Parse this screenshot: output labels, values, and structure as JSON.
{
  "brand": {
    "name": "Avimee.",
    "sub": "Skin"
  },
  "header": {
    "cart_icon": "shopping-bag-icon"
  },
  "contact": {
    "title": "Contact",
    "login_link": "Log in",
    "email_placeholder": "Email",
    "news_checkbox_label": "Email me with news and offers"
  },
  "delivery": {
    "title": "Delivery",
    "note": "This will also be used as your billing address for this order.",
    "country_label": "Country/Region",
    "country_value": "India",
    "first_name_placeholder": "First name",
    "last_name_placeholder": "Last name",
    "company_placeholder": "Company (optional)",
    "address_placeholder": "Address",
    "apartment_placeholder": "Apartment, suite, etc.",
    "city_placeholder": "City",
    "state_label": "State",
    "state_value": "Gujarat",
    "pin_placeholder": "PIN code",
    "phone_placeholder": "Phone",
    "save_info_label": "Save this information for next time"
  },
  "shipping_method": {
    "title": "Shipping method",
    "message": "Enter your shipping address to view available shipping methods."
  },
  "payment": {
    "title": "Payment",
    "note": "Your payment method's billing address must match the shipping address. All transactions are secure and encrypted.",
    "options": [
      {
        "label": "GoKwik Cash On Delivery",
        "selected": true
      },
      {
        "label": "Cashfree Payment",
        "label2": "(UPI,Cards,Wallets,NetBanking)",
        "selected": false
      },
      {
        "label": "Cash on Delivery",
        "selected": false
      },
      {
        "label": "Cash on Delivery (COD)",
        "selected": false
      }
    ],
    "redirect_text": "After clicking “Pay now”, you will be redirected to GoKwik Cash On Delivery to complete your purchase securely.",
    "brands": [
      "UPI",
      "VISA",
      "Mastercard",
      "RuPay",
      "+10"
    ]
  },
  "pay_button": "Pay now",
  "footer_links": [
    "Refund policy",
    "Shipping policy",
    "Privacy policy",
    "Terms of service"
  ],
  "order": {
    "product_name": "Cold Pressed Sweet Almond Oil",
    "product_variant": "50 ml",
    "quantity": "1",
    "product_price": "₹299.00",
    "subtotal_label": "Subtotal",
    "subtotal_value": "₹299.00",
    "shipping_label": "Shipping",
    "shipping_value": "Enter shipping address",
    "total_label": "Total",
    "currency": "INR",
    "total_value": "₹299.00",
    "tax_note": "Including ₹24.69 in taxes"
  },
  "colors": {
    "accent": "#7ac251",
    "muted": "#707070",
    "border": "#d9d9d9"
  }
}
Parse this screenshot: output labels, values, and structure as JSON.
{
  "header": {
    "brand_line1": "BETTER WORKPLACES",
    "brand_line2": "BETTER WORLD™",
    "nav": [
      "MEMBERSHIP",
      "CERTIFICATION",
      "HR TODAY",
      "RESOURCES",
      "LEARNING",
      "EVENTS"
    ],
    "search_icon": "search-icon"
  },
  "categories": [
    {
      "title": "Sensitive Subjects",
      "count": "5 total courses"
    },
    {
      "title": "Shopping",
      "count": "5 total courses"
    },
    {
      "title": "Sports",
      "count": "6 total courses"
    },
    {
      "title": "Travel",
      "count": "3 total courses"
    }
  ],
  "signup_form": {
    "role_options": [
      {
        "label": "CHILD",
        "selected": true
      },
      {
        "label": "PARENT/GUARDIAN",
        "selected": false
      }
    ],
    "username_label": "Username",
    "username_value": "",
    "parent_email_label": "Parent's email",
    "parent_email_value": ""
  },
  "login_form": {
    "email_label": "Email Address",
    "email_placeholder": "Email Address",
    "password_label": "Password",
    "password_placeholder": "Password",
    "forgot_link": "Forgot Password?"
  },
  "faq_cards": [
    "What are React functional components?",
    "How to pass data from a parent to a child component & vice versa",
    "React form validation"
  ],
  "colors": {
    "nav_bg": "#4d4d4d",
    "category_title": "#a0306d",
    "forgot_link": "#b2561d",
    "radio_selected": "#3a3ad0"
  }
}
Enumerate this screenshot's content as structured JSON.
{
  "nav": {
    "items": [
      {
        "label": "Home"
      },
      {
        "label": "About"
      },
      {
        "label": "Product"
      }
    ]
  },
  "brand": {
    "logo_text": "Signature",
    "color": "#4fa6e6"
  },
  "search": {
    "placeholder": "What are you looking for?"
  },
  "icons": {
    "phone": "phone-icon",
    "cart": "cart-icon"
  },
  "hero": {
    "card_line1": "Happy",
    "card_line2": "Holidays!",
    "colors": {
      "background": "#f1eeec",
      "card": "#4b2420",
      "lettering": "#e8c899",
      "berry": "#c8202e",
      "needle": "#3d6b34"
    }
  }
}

════════════════════

TASK OBJECTIVE ▸ Return each entry from above without altering a single character.

FULL RESPONSE ▸
Parse this screenshot: output labels, values, and structure as JSON.
{
  "brand": {
    "name": "Avimee.",
    "sub": "Skin"
  },
  "header": {
    "cart_icon": "shopping-bag-icon"
  },
  "contact": {
    "title": "Contact",
    "login_link": "Log in",
    "email_placeholder": "Email",
    "news_checkbox_label": "Email me with news and offers"
  },
  "delivery": {
    "title": "Delivery",
    "note": "This will also be used as your billing address for this order.",
    "country_label": "Country/Region",
    "country_value": "India",
    "first_name_placeholder": "First name",
    "last_name_placeholder": "Last name",
    "company_placeholder": "Company (optional)",
    "address_placeholder": "Address",
    "apartment_placeholder": "Apartment, suite, etc.",
    "city_placeholder": "City",
    "state_label": "State",
    "state_value": "Gujarat",
    "pin_placeholder": "PIN code",
    "phone_placeholder": "Phone",
    "save_info_label": "Save this information for next time"
  },
  "shipping_method": {
    "title": "Shipping method",
    "message": "Enter your shipping address to view available shipping methods."
  },
  "payment": {
    "title": "Payment",
    "note": "Your payment method's billing address must match the shipping address. All transactions are secure and encrypted.",
    "options": [
      {
        "label": "GoKwik Cash On Delivery",
        "selected": true
      },
      {
        "label": "Cashfree Payment",
        "label2": "(UPI,Cards,Wallets,NetBanking)",
        "selected": false
      },
      {
        "label": "Cash on Delivery",
        "selected": false
      },
      {
        "label": "Cash on Delivery (COD)",
        "selected": false
      }
    ],
    "redirect_text": "After clicking “Pay now”, you will be redirected to GoKwik Cash On Delivery to complete your purchase securely.",
    "brands": [
      "UPI",
      "VISA",
      "Mastercard",
      "RuPay",
      "+10"
    ]
  },
  "pay_button": "Pay now",
  "footer_links": [
    "Refund policy",
    "Shipping policy",
    "Privacy policy",
    "Terms of service"
  ],
  "order": {
    "product_name": "Cold Pressed Sweet Almond Oil",
    "product_variant": "50 ml",
    "quantity": "1",
    "product_price": "₹299.00",
    "subtotal_label": "Subtotal",
    "subtotal_value": "₹299.00",
    "shipping_label": "Shipping",
    "shipping_value": "Enter shipping address",
    "total_label": "Total",
    "currency": "INR",
    "total_value": "₹299.00",
    "tax_note": "Including ₹24.69 in taxes"
  },
  "colors": {
    "accent": "#7ac251",
    "muted": "#707070",
    "border": "#d9d9d9"
  }
}
Parse this screenshot: output labels, values, and structure as JSON.
{
  "header": {
    "brand_line1": "BETTER WORKPLACES",
    "brand_line2": "BETTER WORLD™",
    "nav": [
      "MEMBERSHIP",
      "CERTIFICATION",
      "HR TODAY",
      "RESOURCES",
      "LEARNING",
      "EVENTS"
    ],
    "search_icon": "search-icon"
  },
  "categories": [
    {
      "title": "Sensitive Subjects",
      "count": "5 total courses"
    },
    {
      "title": "Shopping",
      "count": "5 total courses"
    },
    {
      "title": "Sports",
      "count": "6 total courses"
    },
    {
      "title": "Travel",
      "count": "3 total courses"
    }
  ],
  "signup_form": {
    "role_options": [
      {
        "label": "CHILD",
        "selected": true
      },
      {
        "label": "PARENT/GUARDIAN",
        "selected": false
      }
    ],
    "username_label": "Username",
    "username_value": "",
    "parent_email_label": "Parent's email",
    "parent_email_value": ""
  },
  "login_form": {
    "email_label": "Email Address",
    "email_placeholder": "Email Address",
    "password_label": "Password",
    "password_placeholder": "Password",
    "forgot_link": "Forgot Password?"
  },
  "faq_cards": [
    "What are React functional components?",
    "How to pass data from a parent to a child component & vice versa",
    "React form validation"
  ],
  "colors": {
    "nav_bg": "#4d4d4d",
    "category_title": "#a0306d",
    "forgot_link": "#b2561d",
    "radio_selected": "#3a3ad0"
  }
}
Enumerate this screenshot's content as structured JSON.
{
  "nav": {
    "items": [
      {
        "label": "Home"
      },
      {
        "label": "About"
      },
      {
        "label": "Product"
      }
    ]
  },
  "brand": {
    "logo_text": "Signature",
    "color": "#4fa6e6"
  },
  "search": {
    "placeholder": "What are you looking for?"
  },
  "icons": {
    "phone": "phone-icon",
    "cart": "cart-icon"
  },
  "hero": {
    "card_line1": "Happy",
    "card_line2": "Holidays!",
    "colors": {
      "background": "#f1eeec",
      "card": "#4b2420",
      "lettering": "#e8c899",
      "berry": "#c8202e",
      "needle": "#3d6b34"
    }
  }
}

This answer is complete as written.